** Start **

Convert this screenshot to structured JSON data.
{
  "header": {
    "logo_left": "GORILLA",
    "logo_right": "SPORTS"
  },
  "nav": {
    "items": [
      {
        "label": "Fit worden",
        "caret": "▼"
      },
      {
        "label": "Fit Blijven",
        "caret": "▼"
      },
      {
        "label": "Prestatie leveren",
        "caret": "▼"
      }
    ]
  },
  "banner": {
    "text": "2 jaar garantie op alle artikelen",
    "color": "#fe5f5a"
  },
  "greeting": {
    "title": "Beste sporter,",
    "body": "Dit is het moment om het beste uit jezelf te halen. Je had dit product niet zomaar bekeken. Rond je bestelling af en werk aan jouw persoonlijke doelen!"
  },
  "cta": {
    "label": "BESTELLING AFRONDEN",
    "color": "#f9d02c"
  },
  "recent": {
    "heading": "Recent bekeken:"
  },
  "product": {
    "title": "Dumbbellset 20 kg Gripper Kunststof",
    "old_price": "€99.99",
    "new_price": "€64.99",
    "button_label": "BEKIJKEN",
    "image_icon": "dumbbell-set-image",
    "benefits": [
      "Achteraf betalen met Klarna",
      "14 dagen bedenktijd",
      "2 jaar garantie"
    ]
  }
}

** End **

▶ TASK REQUIREMENTS
Repeat the material above in full, keeping every word.

▶ ANSWER
Convert this screenshot to structured JSON data.
{
  "header": {
    "logo_left": "GORILLA",
    "logo_right": "SPORTS"
  },
  "nav": {
    "items": [
      {
        "label": "Fit worden",
        "caret": "▼"
      },
      {
        "label": "Fit Blijven",
        "caret": "▼"
      },
      {
        "label": "Prestatie leveren",
        "caret": "▼"
      }
    ]
  },
  "banner": {
    "text": "2 jaar garantie op alle artikelen",
    "color": "#fe5f5a"
  },
  "greeting": {
    "title": "Beste sporter,",
    "body": "Dit is het moment om het beste uit jezelf te halen. Je had dit product niet zomaar bekeken. Rond je bestelling af en werk aan jouw persoonlijke doelen!"
  },
  "cta": {
    "label": "BESTELLING AFRONDEN",
    "color": "#f9d02c"
  },
  "recent": {
    "heading": "Recent bekeken:"
  },
  "product": {
    "title": "Dumbbellset 20 kg Gripper Kunststof",
    "old_price": "€99.99",
    "new_price": "€64.99",
    "button_label": "BEKIJKEN",
    "image_icon": "dumbbell-set-image",
    "benefits": [
      "Achteraf betalen met Klarna",
      "14 dagen bedenktijd",
      "2 jaar garantie"
    ]
  }
}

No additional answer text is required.